Start of Data to use

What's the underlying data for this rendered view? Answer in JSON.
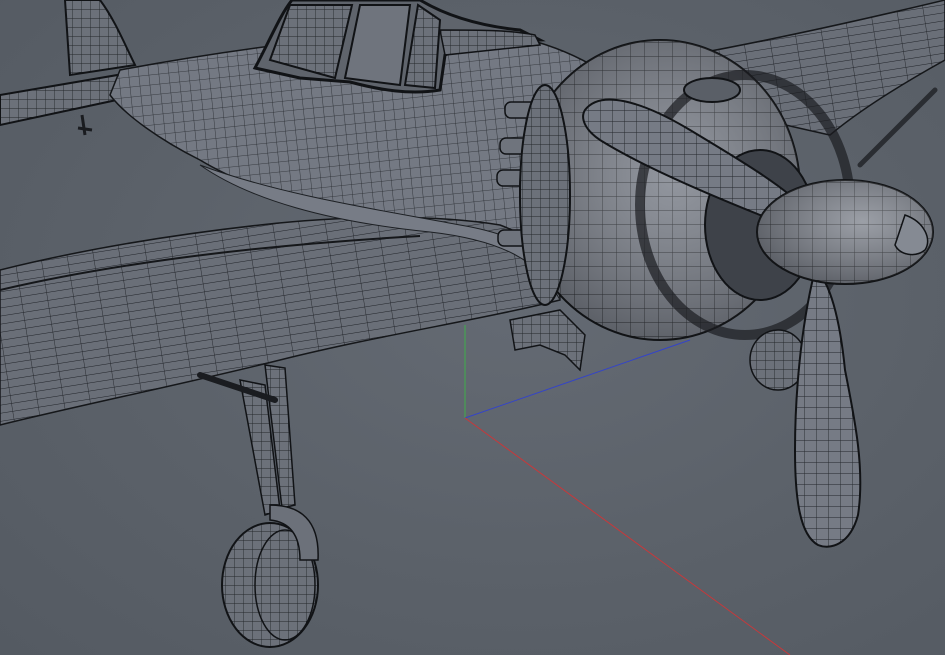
{
  "viewport": {
    "background": "#5c626a",
    "shading": "wireframe-on-shaded",
    "mesh_fill": "#6b7079",
    "wire_color": "#1b1d21",
    "axes": {
      "x_color": "#c8383a",
      "y_color": "#3fae4a",
      "z_color": "#3444c8"
    }
  },
  "model": {
    "parts": [
      "fuselage",
      "canopy",
      "vertical-stabilizer",
      "horizontal-stabilizer",
      "left-wing",
      "right-wing",
      "engine-cowling",
      "propeller-spinner",
      "propeller-blade-upper",
      "propeller-blade-lower",
      "exhaust-stacks",
      "landing-gear-strut",
      "landing-gear-wheel",
      "tail-wheel",
      "radiator-scoop"
    ]
  }
}
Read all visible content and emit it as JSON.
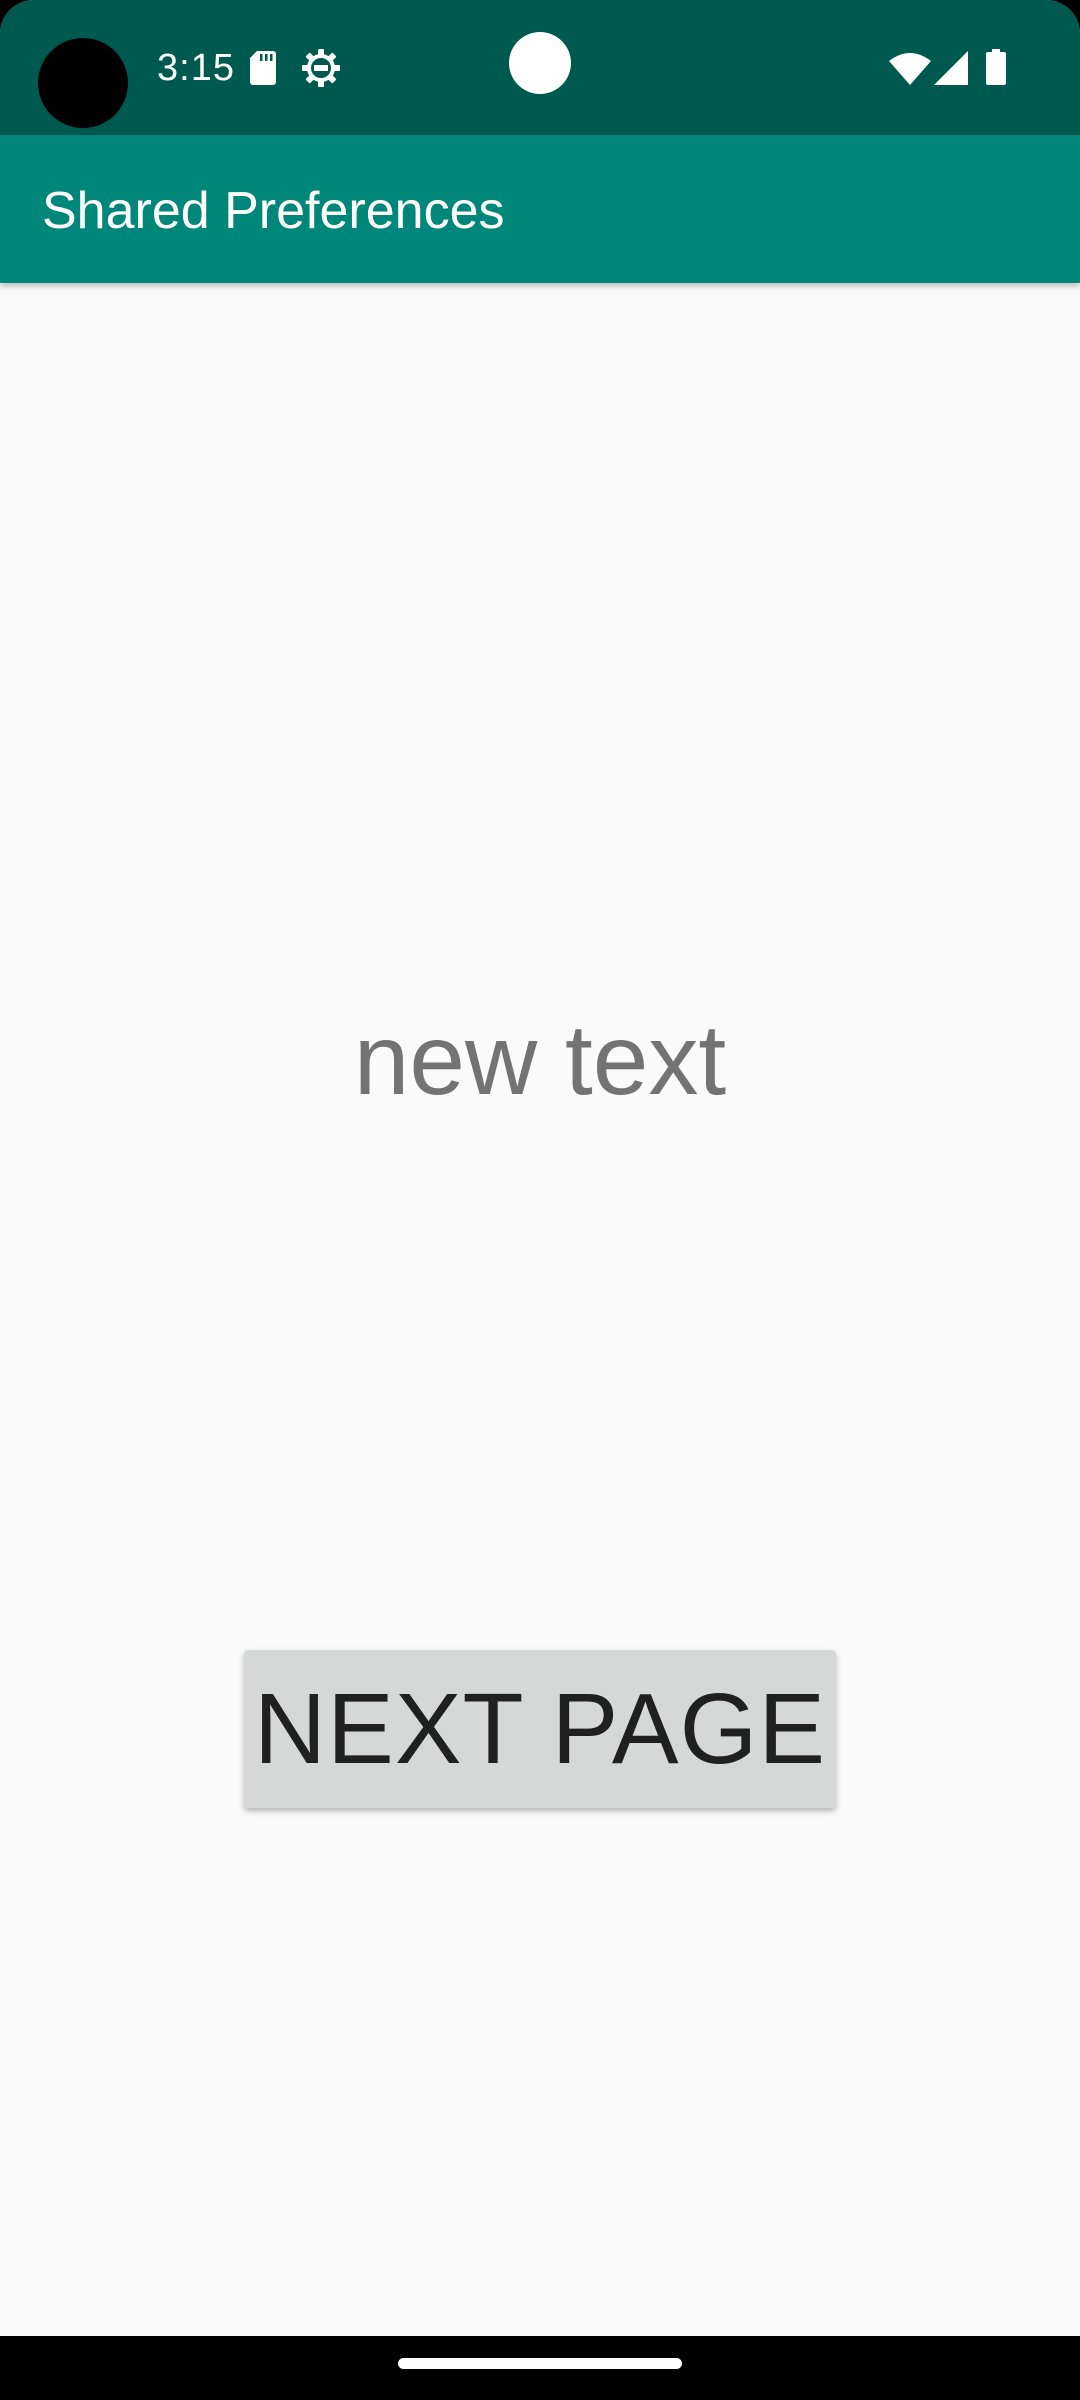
{
  "status_bar": {
    "time": "3:15",
    "icons": [
      "sd-card-icon",
      "gear-icon",
      "wifi-icon",
      "signal-icon",
      "battery-icon"
    ],
    "background_color": "#00594f"
  },
  "app_bar": {
    "title": "Shared Preferences",
    "background_color": "#00877a"
  },
  "main": {
    "text": "new text",
    "button_label": "NEXT PAGE"
  }
}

End of Data to use

### The exercise
Nothing but the lines from the line containing "Read all visible content and emit it as JSON." through the last line of the records above is to be extracted, exactly and with no pictures.

### Task answer
Read all visible content and emit it as JSON.
{
  "status_bar": {
    "time": "3:15",
    "icons": [
      "sd-card-icon",
      "gear-icon",
      "wifi-icon",
      "signal-icon",
      "battery-icon"
    ],
    "background_color": "#00594f"
  },
  "app_bar": {
    "title": "Shared Preferences",
    "background_color": "#00877a"
  },
  "main": {
    "text": "new text",
    "button_label": "NEXT PAGE"
  }
}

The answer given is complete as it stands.